Instructions to follow: Scan the records below. List lines holding "output".

#### Information given ####

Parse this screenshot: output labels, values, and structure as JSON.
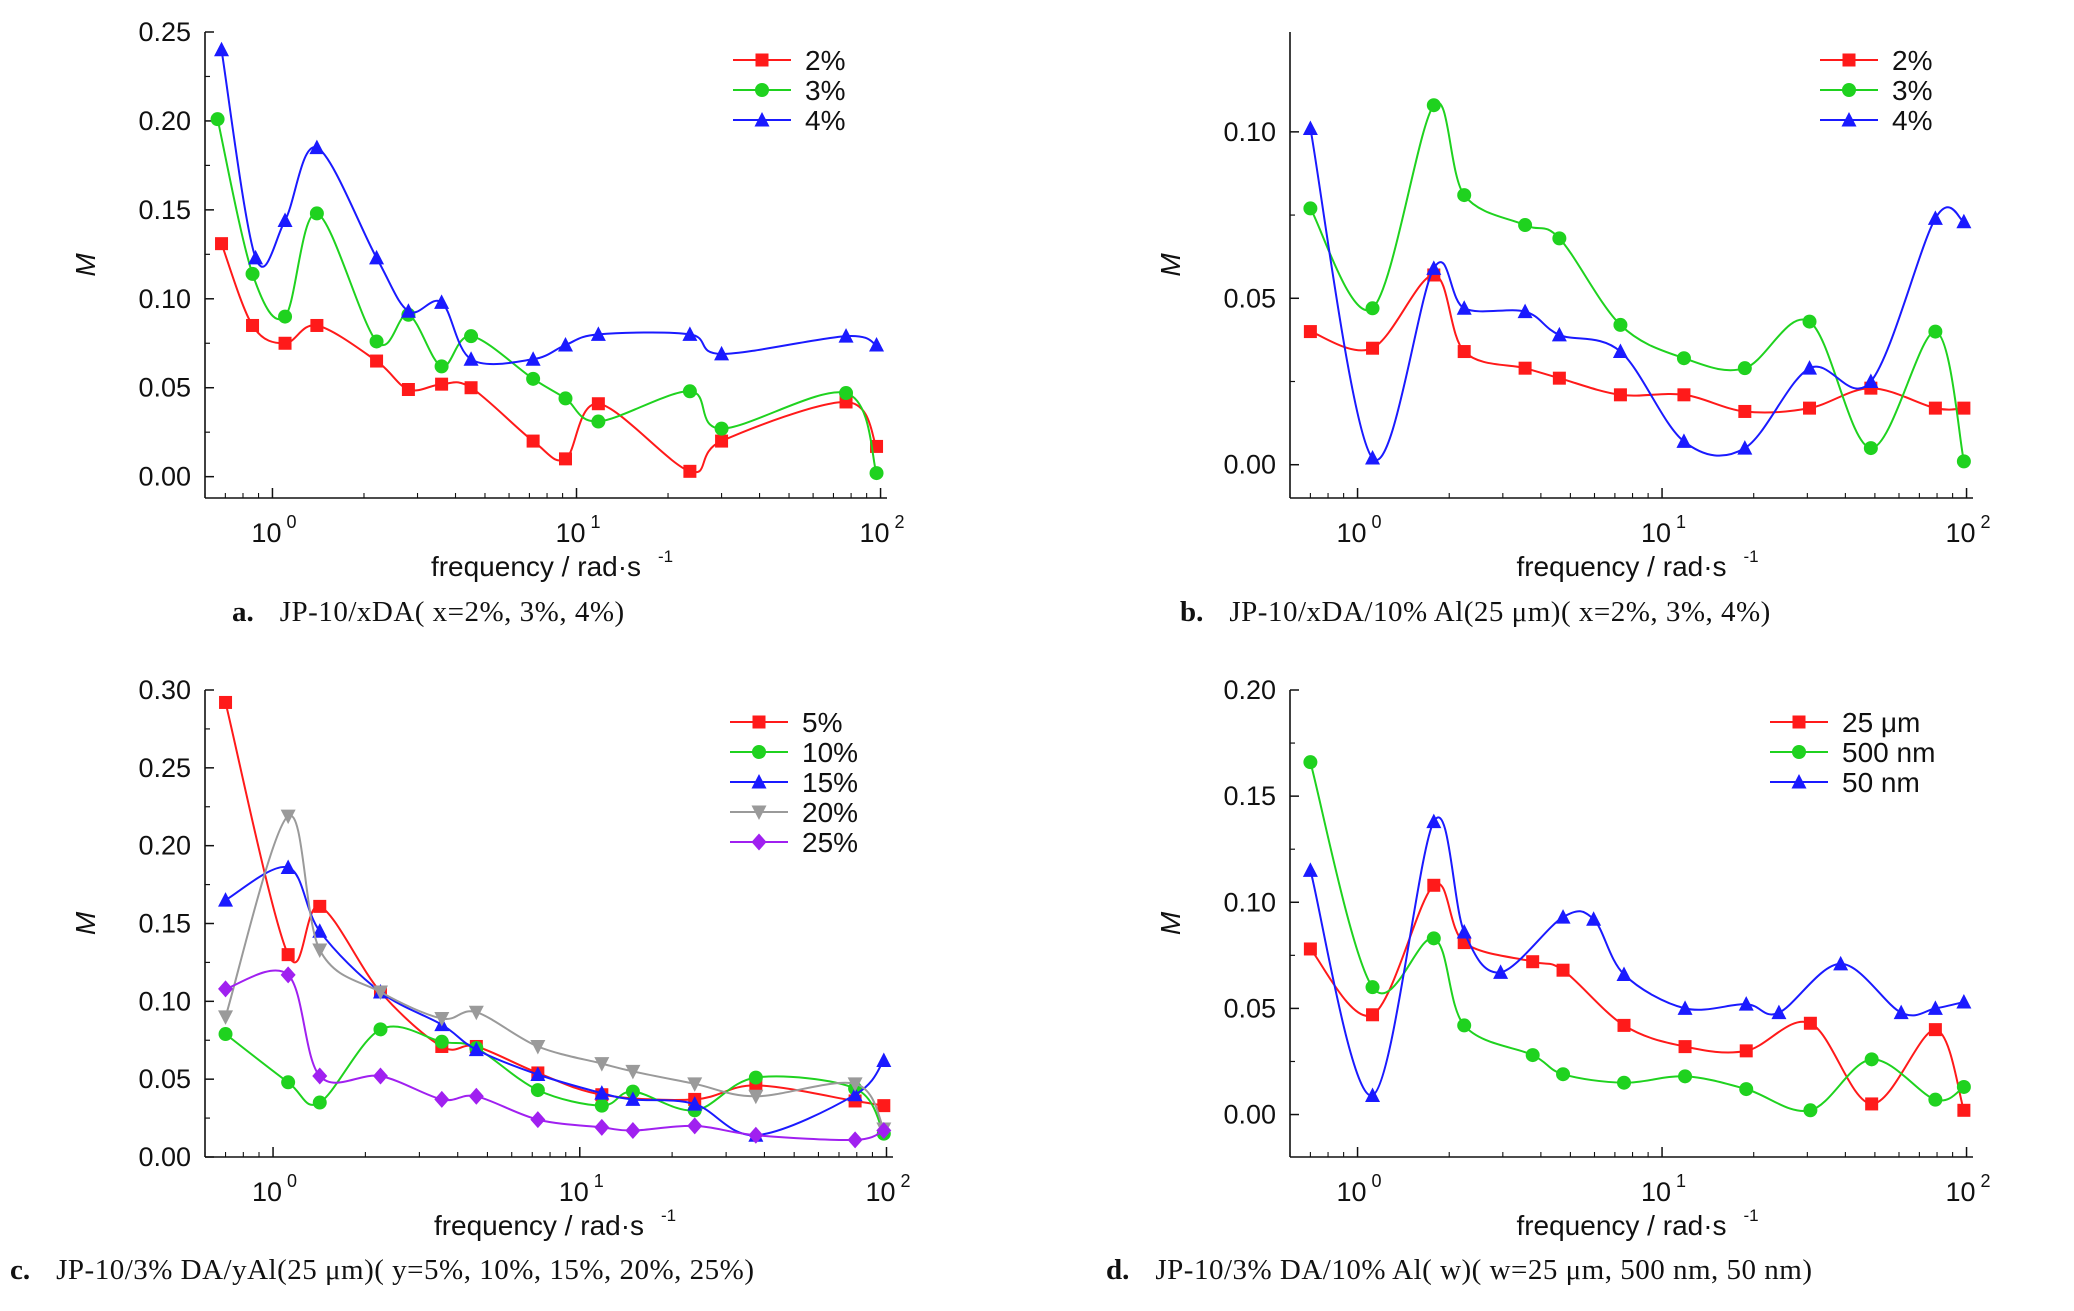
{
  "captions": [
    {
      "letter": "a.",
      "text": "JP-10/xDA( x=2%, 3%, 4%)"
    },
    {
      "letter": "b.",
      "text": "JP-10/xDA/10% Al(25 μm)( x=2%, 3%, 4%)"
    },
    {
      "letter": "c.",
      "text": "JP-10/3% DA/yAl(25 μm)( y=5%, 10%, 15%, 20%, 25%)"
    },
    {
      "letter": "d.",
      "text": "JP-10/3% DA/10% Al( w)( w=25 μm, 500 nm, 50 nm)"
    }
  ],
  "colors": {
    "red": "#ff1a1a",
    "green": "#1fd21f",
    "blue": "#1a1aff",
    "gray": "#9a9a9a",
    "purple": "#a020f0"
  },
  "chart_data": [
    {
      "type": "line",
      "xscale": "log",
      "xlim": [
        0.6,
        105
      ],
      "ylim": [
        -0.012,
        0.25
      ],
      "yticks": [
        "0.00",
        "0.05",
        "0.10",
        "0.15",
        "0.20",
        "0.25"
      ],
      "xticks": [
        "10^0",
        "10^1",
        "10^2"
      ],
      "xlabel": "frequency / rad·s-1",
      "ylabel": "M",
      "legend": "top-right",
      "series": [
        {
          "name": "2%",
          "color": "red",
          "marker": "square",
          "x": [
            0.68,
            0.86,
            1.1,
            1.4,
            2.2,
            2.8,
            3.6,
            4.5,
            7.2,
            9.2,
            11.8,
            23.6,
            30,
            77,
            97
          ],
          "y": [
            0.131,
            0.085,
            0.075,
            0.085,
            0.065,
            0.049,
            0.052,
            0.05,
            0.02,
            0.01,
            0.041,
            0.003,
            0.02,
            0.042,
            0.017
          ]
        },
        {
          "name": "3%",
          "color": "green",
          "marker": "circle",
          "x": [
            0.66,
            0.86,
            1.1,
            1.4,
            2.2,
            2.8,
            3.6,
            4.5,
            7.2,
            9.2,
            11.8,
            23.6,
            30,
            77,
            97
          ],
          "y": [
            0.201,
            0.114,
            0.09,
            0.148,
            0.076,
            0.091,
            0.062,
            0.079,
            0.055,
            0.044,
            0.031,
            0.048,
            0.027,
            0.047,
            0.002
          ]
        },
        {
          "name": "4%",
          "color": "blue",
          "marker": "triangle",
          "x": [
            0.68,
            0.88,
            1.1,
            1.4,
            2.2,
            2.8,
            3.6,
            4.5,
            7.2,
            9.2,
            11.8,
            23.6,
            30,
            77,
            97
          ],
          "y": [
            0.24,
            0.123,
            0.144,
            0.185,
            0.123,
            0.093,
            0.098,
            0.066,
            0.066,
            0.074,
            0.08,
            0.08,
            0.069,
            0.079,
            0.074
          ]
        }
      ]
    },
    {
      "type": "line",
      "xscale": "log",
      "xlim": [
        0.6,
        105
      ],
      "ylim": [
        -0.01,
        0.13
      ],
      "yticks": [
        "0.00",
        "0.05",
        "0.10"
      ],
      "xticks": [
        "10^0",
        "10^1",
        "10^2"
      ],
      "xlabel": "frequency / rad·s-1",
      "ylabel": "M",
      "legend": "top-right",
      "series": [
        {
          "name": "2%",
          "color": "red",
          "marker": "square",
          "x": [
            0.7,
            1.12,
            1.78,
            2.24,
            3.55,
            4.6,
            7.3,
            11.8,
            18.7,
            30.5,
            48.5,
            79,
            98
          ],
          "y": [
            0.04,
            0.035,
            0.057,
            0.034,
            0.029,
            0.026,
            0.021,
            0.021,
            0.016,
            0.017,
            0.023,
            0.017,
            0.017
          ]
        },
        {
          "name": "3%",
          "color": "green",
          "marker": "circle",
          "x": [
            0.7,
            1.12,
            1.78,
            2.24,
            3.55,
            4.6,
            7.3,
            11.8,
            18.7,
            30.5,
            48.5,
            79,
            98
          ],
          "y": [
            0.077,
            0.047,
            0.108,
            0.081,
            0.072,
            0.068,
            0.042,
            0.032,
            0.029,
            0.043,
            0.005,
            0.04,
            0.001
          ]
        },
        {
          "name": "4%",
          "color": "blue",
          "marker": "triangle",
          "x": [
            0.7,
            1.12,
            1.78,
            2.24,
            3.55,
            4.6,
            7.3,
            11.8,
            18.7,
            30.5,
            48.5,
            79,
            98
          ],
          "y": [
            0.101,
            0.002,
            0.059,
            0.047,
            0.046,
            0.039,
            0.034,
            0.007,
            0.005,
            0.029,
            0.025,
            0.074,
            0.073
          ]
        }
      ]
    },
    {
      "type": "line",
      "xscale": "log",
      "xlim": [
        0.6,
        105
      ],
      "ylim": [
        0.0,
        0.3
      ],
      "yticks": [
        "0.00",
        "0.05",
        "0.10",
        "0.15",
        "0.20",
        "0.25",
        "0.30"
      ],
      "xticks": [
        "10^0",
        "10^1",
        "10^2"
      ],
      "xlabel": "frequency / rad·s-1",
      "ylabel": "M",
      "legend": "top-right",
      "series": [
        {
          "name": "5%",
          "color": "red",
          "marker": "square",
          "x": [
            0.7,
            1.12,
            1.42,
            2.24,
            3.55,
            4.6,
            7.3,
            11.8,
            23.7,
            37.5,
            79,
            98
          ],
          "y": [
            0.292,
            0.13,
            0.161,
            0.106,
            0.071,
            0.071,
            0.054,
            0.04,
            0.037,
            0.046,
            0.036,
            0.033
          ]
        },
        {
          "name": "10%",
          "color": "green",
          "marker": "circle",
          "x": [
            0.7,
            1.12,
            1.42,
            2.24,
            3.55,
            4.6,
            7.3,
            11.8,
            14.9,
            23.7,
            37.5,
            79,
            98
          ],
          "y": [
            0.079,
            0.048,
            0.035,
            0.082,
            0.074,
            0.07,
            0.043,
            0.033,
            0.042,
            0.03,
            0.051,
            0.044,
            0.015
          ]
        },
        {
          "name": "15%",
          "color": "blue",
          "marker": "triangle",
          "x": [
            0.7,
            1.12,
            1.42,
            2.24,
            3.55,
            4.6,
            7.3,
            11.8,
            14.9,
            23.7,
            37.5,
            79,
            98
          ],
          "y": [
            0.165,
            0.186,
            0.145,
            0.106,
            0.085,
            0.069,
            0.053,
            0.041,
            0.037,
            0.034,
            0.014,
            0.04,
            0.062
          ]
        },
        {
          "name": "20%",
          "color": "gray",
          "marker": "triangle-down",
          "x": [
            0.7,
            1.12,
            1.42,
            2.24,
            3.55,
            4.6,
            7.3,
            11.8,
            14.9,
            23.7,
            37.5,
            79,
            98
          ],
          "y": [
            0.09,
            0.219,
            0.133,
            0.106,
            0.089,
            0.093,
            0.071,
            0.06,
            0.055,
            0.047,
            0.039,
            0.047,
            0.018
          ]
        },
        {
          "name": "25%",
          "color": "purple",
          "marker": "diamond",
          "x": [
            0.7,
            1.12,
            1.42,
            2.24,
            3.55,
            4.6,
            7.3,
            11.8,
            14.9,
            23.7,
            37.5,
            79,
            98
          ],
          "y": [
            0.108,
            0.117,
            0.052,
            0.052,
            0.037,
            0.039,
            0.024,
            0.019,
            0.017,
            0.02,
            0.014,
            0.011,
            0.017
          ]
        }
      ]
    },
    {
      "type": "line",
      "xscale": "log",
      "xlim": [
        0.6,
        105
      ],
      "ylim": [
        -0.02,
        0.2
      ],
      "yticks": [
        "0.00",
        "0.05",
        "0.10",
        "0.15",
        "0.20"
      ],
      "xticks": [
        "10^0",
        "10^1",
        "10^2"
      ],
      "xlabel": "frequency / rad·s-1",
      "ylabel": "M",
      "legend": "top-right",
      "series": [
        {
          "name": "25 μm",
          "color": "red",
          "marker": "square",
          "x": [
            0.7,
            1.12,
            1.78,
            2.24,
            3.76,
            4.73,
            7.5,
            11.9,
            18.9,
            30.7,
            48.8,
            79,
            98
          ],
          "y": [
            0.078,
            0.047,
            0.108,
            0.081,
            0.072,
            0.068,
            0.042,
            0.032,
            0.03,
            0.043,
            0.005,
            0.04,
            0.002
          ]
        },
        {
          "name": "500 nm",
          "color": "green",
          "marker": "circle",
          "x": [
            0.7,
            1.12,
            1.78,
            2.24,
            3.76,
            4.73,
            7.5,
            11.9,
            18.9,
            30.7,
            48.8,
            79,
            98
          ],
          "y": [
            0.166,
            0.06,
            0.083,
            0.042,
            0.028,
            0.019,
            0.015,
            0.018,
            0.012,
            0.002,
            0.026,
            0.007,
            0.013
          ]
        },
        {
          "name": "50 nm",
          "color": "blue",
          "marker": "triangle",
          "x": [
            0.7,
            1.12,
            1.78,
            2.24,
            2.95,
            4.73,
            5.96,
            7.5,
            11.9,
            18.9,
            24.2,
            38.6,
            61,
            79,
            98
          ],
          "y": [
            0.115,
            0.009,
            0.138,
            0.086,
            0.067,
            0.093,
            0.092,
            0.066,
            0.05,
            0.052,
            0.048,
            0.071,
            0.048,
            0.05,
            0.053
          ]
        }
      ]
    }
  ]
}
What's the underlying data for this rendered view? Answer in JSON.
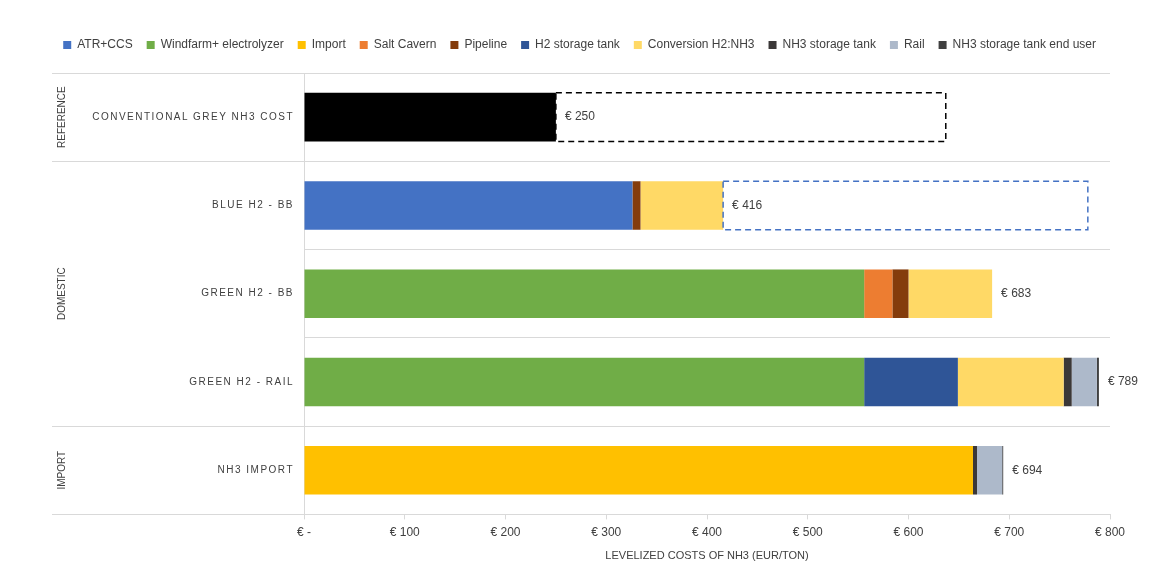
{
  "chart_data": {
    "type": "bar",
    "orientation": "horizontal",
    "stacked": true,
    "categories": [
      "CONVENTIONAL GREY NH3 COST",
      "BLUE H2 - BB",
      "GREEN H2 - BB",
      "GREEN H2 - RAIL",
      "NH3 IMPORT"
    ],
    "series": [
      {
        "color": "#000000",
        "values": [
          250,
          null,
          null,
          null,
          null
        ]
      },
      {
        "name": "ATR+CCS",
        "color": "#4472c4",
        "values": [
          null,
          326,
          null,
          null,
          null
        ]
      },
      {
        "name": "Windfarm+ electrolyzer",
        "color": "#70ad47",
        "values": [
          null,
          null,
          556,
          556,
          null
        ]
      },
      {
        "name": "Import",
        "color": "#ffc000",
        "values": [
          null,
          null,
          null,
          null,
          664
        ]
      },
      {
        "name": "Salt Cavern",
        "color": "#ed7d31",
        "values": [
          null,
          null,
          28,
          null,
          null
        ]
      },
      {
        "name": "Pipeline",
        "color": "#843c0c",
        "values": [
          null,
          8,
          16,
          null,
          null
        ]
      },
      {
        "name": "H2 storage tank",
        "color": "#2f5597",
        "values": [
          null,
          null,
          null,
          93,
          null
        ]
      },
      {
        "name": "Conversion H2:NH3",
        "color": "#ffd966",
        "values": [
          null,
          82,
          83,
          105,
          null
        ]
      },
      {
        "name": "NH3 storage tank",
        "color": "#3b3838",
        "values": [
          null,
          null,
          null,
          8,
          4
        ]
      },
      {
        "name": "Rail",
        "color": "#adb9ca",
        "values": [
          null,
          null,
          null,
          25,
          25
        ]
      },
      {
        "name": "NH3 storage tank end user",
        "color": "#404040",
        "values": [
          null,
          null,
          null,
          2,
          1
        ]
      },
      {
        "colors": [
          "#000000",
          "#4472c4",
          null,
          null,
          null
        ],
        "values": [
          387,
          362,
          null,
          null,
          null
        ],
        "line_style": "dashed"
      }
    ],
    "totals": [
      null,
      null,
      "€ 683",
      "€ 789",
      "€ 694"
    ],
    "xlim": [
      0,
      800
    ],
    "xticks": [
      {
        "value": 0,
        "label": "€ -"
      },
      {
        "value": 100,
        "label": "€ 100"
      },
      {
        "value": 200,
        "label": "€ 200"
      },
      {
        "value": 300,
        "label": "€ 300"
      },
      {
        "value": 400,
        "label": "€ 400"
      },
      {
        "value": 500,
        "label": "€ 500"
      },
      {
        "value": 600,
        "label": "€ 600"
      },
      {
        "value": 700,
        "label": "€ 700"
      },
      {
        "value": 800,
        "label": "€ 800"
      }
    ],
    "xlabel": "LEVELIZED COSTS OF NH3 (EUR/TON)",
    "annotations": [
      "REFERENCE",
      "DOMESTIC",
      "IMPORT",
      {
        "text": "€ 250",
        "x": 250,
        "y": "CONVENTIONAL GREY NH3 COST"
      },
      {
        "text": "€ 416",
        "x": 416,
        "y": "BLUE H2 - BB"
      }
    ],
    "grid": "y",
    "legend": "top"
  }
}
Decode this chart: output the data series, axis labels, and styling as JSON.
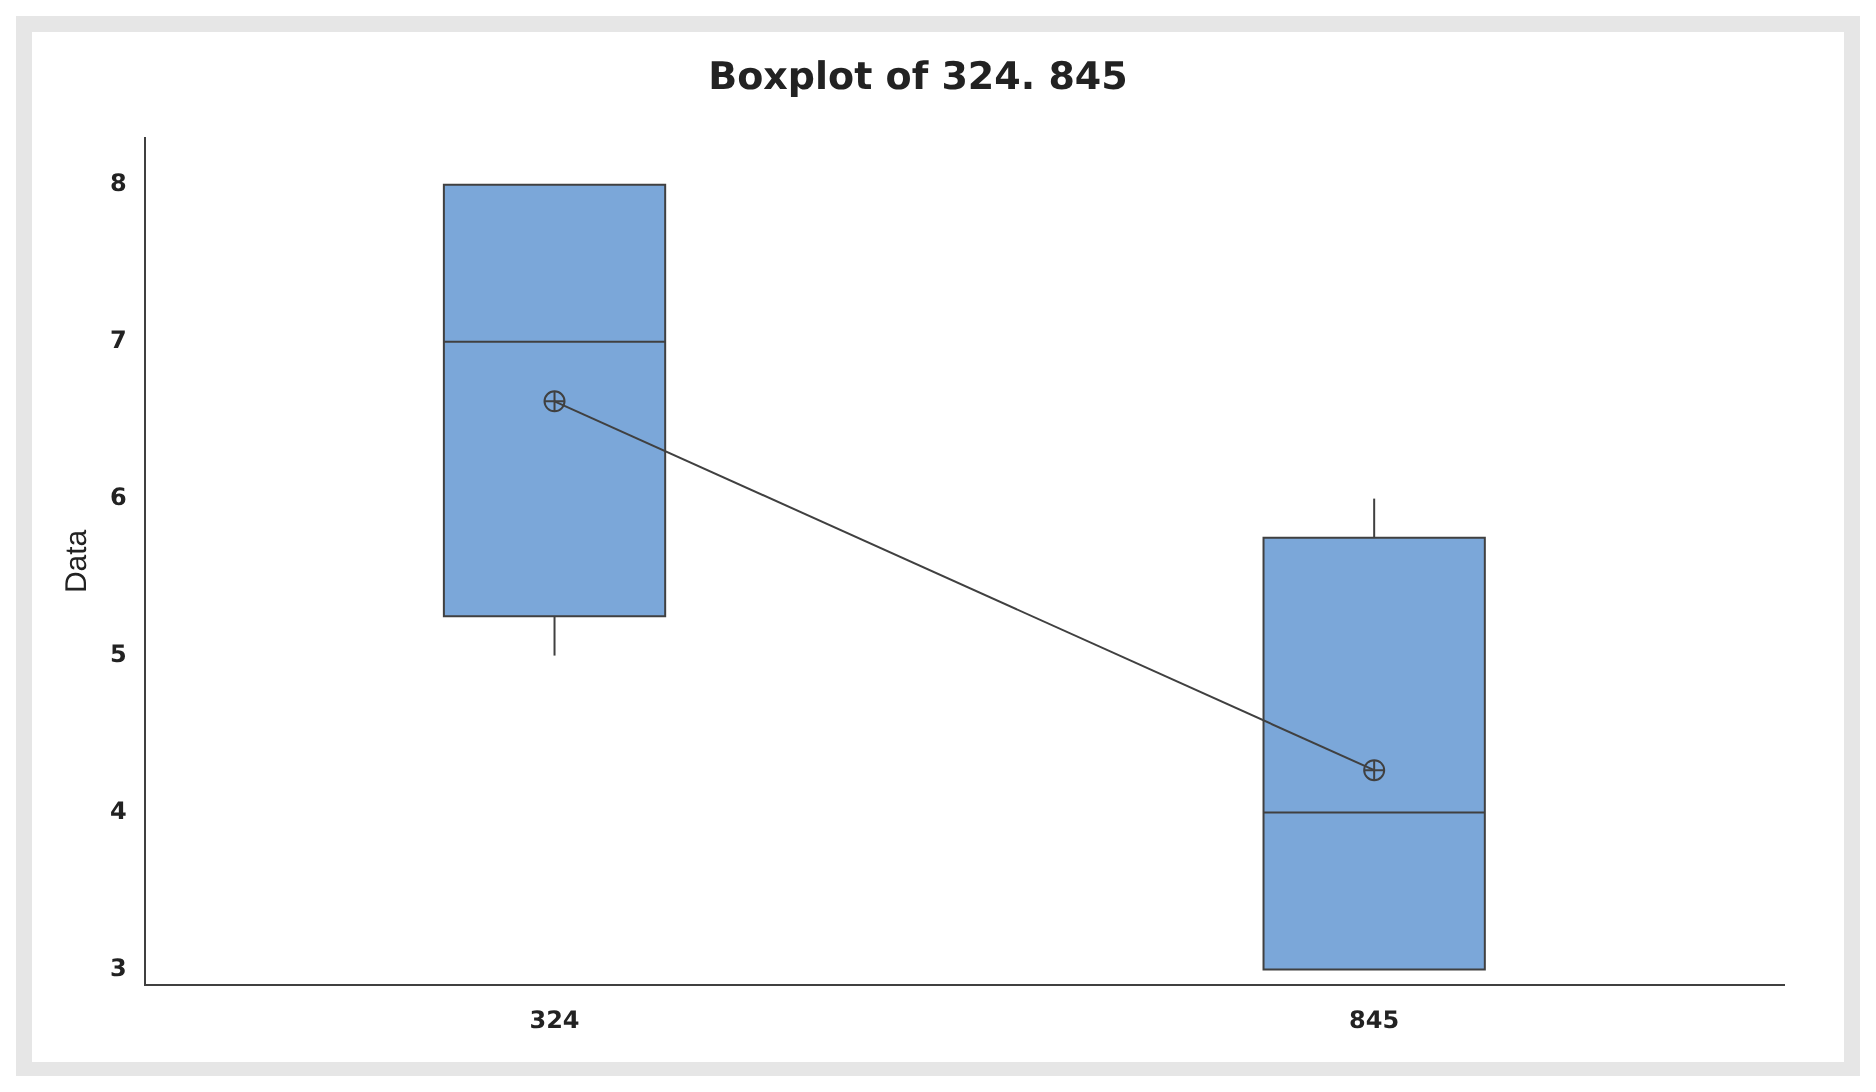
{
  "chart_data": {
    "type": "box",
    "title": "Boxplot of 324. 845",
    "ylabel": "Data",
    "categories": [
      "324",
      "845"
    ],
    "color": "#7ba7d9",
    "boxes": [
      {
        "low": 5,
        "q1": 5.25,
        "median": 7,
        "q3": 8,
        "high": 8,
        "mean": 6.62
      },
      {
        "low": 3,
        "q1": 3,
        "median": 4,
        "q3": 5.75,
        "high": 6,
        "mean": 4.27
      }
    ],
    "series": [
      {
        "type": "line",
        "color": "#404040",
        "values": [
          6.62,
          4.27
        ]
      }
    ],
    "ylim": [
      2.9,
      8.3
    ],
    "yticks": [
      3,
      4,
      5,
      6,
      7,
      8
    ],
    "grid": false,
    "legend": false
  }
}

####

Answer to the problem:
Parse this screenshot: output labels, values, and structure as JSON.
Decode this chart: output the data series, axis labels, and styling as JSON.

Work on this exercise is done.